→ Written exercise: Write out every entry precisely as given, leaving the pictures out.

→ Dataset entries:
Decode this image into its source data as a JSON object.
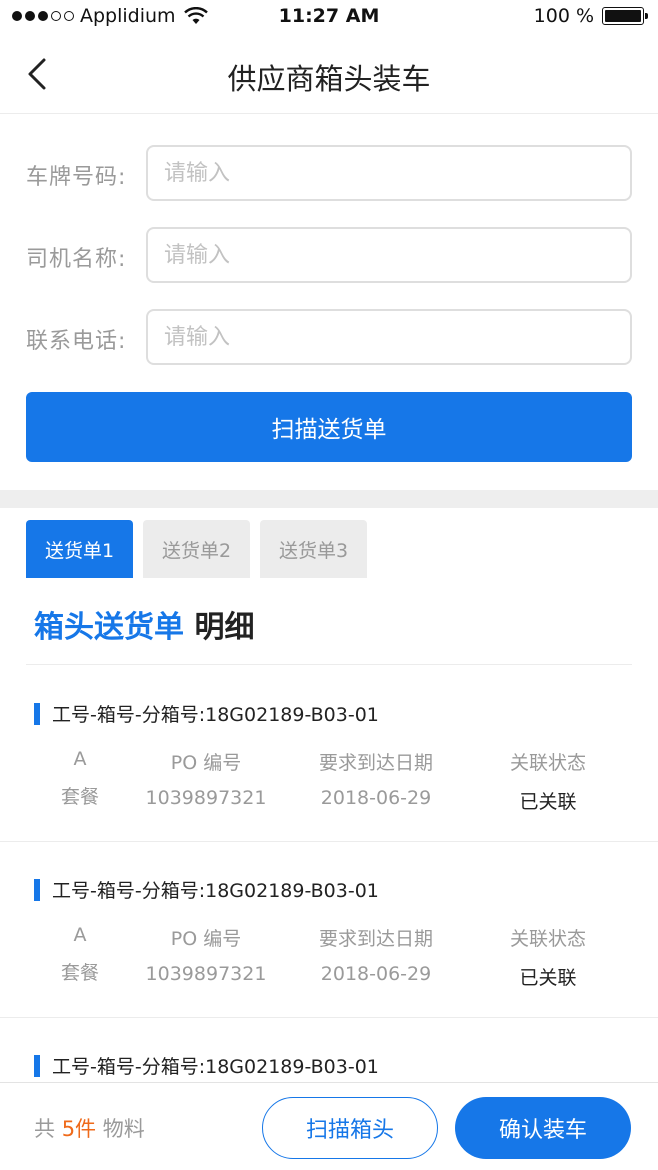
{
  "status_bar": {
    "carrier": "Applidium",
    "time": "11:27 AM",
    "battery": "100 %",
    "signal_dots_filled": 3,
    "signal_dots_total": 5,
    "battery_level": 1.0
  },
  "nav": {
    "title": "供应商箱头装车"
  },
  "form": {
    "fields": [
      {
        "label": "车牌号码:",
        "placeholder": "请输入",
        "value": ""
      },
      {
        "label": "司机名称:",
        "placeholder": "请输入",
        "value": ""
      },
      {
        "label": "联系电话:",
        "placeholder": "请输入",
        "value": ""
      }
    ],
    "scan_button": "扫描送货单"
  },
  "tabs": [
    {
      "label": "送货单1",
      "active": true
    },
    {
      "label": "送货单2",
      "active": false
    },
    {
      "label": "送货单3",
      "active": false
    }
  ],
  "section": {
    "title_highlight": "箱头送货单",
    "title_rest": "明细"
  },
  "cards": [
    {
      "header": "工号-箱号-分箱号:18G02189-B03-01",
      "col_a_key": "A",
      "col_a_value": "套餐",
      "col_b_key": "PO 编号",
      "col_b_value": "1039897321",
      "col_c_key": "要求到达日期",
      "col_c_value": "2018-06-29",
      "col_d_key": "关联状态",
      "col_d_value": "已关联"
    },
    {
      "header": "工号-箱号-分箱号:18G02189-B03-01",
      "col_a_key": "A",
      "col_a_value": "套餐",
      "col_b_key": "PO 编号",
      "col_b_value": "1039897321",
      "col_c_key": "要求到达日期",
      "col_c_value": "2018-06-29",
      "col_d_key": "关联状态",
      "col_d_value": "已关联"
    },
    {
      "header": "工号-箱号-分箱号:18G02189-B03-01"
    }
  ],
  "bottom": {
    "total_prefix": "共",
    "total_count": "5件",
    "total_suffix": "物料",
    "scan_box_button": "扫描箱头",
    "confirm_button": "确认装车"
  },
  "colors": {
    "accent": "#1677e8",
    "count_highlight": "#ef6a1a"
  }
}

→ Reply to the task:
Decode this image into its source data as a JSON object.
{
  "status_bar": {
    "carrier": "Applidium",
    "time": "11:27 AM",
    "battery": "100 %",
    "signal_dots_filled": 3,
    "signal_dots_total": 5,
    "battery_level": 1.0
  },
  "nav": {
    "title": "供应商箱头装车"
  },
  "form": {
    "fields": [
      {
        "label": "车牌号码:",
        "placeholder": "请输入",
        "value": ""
      },
      {
        "label": "司机名称:",
        "placeholder": "请输入",
        "value": ""
      },
      {
        "label": "联系电话:",
        "placeholder": "请输入",
        "value": ""
      }
    ],
    "scan_button": "扫描送货单"
  },
  "tabs": [
    {
      "label": "送货单1",
      "active": true
    },
    {
      "label": "送货单2",
      "active": false
    },
    {
      "label": "送货单3",
      "active": false
    }
  ],
  "section": {
    "title_highlight": "箱头送货单",
    "title_rest": "明细"
  },
  "cards": [
    {
      "header": "工号-箱号-分箱号:18G02189-B03-01",
      "col_a_key": "A",
      "col_a_value": "套餐",
      "col_b_key": "PO 编号",
      "col_b_value": "1039897321",
      "col_c_key": "要求到达日期",
      "col_c_value": "2018-06-29",
      "col_d_key": "关联状态",
      "col_d_value": "已关联"
    },
    {
      "header": "工号-箱号-分箱号:18G02189-B03-01",
      "col_a_key": "A",
      "col_a_value": "套餐",
      "col_b_key": "PO 编号",
      "col_b_value": "1039897321",
      "col_c_key": "要求到达日期",
      "col_c_value": "2018-06-29",
      "col_d_key": "关联状态",
      "col_d_value": "已关联"
    },
    {
      "header": "工号-箱号-分箱号:18G02189-B03-01"
    }
  ],
  "bottom": {
    "total_prefix": "共",
    "total_count": "5件",
    "total_suffix": "物料",
    "scan_box_button": "扫描箱头",
    "confirm_button": "确认装车"
  },
  "colors": {
    "accent": "#1677e8",
    "count_highlight": "#ef6a1a"
  }
}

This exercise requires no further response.